| Problem statement |
Find how many lines hold the word "title" and give that number only.

-- BEGIN --

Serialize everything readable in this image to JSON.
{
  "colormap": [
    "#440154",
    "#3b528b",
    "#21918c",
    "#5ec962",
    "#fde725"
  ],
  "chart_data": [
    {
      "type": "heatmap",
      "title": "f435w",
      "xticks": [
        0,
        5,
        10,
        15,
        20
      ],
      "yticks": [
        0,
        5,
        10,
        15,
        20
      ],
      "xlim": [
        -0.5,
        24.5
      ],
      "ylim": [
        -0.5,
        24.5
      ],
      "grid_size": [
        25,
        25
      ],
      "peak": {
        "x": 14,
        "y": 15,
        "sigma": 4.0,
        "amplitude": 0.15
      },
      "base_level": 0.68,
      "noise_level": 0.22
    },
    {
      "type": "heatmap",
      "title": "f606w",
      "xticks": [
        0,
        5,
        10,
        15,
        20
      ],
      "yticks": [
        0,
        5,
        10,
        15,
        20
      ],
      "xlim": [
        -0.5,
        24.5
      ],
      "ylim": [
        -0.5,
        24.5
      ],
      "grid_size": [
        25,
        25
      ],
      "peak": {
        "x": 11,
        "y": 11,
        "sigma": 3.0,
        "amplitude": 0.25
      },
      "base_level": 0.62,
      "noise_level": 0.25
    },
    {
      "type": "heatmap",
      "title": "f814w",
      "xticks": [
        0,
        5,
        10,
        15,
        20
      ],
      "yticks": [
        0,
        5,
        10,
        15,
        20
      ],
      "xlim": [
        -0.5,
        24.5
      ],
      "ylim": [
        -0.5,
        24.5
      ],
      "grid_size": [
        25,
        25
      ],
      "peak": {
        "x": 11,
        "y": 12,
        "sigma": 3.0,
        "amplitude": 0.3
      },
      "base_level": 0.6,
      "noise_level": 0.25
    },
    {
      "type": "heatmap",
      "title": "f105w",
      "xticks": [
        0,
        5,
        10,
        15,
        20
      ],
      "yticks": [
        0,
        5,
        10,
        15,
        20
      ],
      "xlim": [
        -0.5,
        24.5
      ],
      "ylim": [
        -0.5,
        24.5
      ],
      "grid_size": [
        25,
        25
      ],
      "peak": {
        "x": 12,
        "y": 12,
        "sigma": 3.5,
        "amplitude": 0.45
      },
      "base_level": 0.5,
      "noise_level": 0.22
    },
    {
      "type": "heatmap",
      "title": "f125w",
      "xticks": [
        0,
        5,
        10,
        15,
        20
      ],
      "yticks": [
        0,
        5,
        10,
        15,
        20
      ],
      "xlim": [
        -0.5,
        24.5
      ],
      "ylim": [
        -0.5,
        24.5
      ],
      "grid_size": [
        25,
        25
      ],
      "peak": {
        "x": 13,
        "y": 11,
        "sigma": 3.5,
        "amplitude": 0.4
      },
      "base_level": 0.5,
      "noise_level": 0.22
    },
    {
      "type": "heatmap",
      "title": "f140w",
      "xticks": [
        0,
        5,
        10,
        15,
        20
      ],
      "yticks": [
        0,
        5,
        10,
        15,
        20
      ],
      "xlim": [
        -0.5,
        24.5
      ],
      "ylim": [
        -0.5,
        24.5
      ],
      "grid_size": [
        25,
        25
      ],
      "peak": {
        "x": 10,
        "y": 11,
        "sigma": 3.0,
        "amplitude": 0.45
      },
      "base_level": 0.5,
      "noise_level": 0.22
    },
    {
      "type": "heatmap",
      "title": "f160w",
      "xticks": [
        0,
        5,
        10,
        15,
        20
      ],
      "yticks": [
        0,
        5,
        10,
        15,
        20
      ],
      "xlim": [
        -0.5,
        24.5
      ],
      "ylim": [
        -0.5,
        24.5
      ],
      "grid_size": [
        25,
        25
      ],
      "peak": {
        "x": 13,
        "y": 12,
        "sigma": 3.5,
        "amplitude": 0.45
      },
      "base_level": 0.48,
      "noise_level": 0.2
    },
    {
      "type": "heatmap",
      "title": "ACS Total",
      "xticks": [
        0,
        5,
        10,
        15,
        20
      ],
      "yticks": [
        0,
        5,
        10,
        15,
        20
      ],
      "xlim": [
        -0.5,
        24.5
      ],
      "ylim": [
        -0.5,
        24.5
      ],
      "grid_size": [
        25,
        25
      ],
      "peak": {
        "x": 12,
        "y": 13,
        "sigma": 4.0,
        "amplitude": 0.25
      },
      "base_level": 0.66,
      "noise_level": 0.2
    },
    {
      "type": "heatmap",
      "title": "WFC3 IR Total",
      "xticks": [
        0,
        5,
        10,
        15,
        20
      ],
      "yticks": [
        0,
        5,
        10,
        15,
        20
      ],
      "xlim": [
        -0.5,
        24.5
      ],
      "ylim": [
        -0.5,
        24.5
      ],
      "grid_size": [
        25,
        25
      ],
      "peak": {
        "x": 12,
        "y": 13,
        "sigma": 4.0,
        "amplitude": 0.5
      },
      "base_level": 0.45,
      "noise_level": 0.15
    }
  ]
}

-- END --

| Result below |
9